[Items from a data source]
================
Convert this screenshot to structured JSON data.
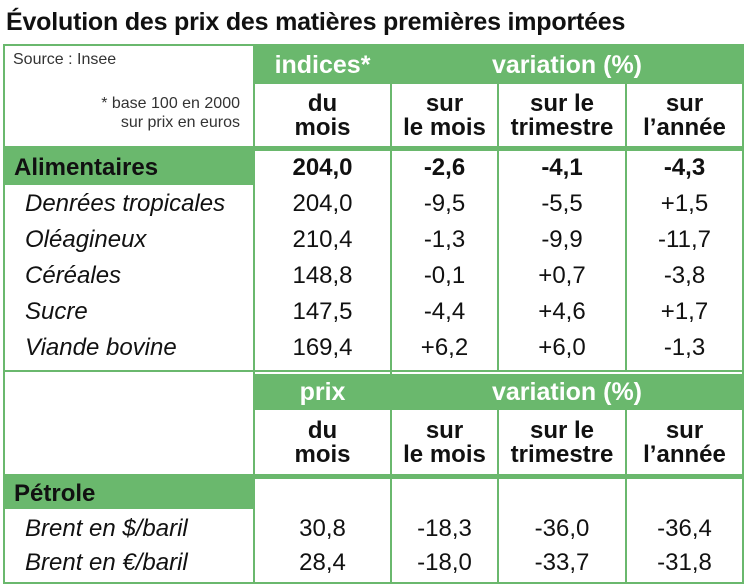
{
  "title": "Évolution des prix des matières premières importées",
  "source": "Source : Insee",
  "note_line1": "* base 100 en 2000",
  "note_line2": "sur prix en euros",
  "section1": {
    "head_left": "indices*",
    "head_right": "variation (%)",
    "cols": [
      {
        "l1": "du",
        "l2": "mois"
      },
      {
        "l1": "sur",
        "l2": "le mois"
      },
      {
        "l1": "sur le",
        "l2": "trimestre"
      },
      {
        "l1": "sur",
        "l2": "l’année"
      }
    ],
    "category": {
      "label": "Alimentaires",
      "values": [
        "204,0",
        "-2,6",
        "-4,1",
        "-4,3"
      ]
    },
    "rows": [
      {
        "label": "Denrées tropicales",
        "values": [
          "204,0",
          "-9,5",
          "-5,5",
          "+1,5"
        ]
      },
      {
        "label": "Oléagineux",
        "values": [
          "210,4",
          "-1,3",
          "-9,9",
          "-11,7"
        ]
      },
      {
        "label": "Céréales",
        "values": [
          "148,8",
          "-0,1",
          "+0,7",
          "-3,8"
        ]
      },
      {
        "label": "Sucre",
        "values": [
          "147,5",
          "-4,4",
          "+4,6",
          "+1,7"
        ]
      },
      {
        "label": "Viande bovine",
        "values": [
          "169,4",
          "+6,2",
          "+6,0",
          "-1,3"
        ]
      }
    ]
  },
  "section2": {
    "head_left": "prix",
    "head_right": "variation (%)",
    "cols": [
      {
        "l1": "du",
        "l2": "mois"
      },
      {
        "l1": "sur",
        "l2": "le mois"
      },
      {
        "l1": "sur le",
        "l2": "trimestre"
      },
      {
        "l1": "sur",
        "l2": "l’année"
      }
    ],
    "category": {
      "label": "Pétrole"
    },
    "rows": [
      {
        "label": "Brent en $/baril",
        "values": [
          "30,8",
          "-18,3",
          "-36,0",
          "-36,4"
        ]
      },
      {
        "label": "Brent en €/baril",
        "values": [
          "28,4",
          "-18,0",
          "-33,7",
          "-31,8"
        ]
      }
    ]
  },
  "colors": {
    "accent": "#6ab86d",
    "text": "#111111"
  }
}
================
Required task
Omit the pictures and restate the rest of the records verbatim.

Correct response
Convert this screenshot to structured JSON data.
{
  "title": "Évolution des prix des matières premières importées",
  "source": "Source : Insee",
  "note_line1": "* base 100 en 2000",
  "note_line2": "sur prix en euros",
  "section1": {
    "head_left": "indices*",
    "head_right": "variation (%)",
    "cols": [
      {
        "l1": "du",
        "l2": "mois"
      },
      {
        "l1": "sur",
        "l2": "le mois"
      },
      {
        "l1": "sur le",
        "l2": "trimestre"
      },
      {
        "l1": "sur",
        "l2": "l’année"
      }
    ],
    "category": {
      "label": "Alimentaires",
      "values": [
        "204,0",
        "-2,6",
        "-4,1",
        "-4,3"
      ]
    },
    "rows": [
      {
        "label": "Denrées tropicales",
        "values": [
          "204,0",
          "-9,5",
          "-5,5",
          "+1,5"
        ]
      },
      {
        "label": "Oléagineux",
        "values": [
          "210,4",
          "-1,3",
          "-9,9",
          "-11,7"
        ]
      },
      {
        "label": "Céréales",
        "values": [
          "148,8",
          "-0,1",
          "+0,7",
          "-3,8"
        ]
      },
      {
        "label": "Sucre",
        "values": [
          "147,5",
          "-4,4",
          "+4,6",
          "+1,7"
        ]
      },
      {
        "label": "Viande bovine",
        "values": [
          "169,4",
          "+6,2",
          "+6,0",
          "-1,3"
        ]
      }
    ]
  },
  "section2": {
    "head_left": "prix",
    "head_right": "variation (%)",
    "cols": [
      {
        "l1": "du",
        "l2": "mois"
      },
      {
        "l1": "sur",
        "l2": "le mois"
      },
      {
        "l1": "sur le",
        "l2": "trimestre"
      },
      {
        "l1": "sur",
        "l2": "l’année"
      }
    ],
    "category": {
      "label": "Pétrole"
    },
    "rows": [
      {
        "label": "Brent en $/baril",
        "values": [
          "30,8",
          "-18,3",
          "-36,0",
          "-36,4"
        ]
      },
      {
        "label": "Brent en €/baril",
        "values": [
          "28,4",
          "-18,0",
          "-33,7",
          "-31,8"
        ]
      }
    ]
  },
  "colors": {
    "accent": "#6ab86d",
    "text": "#111111"
  }
}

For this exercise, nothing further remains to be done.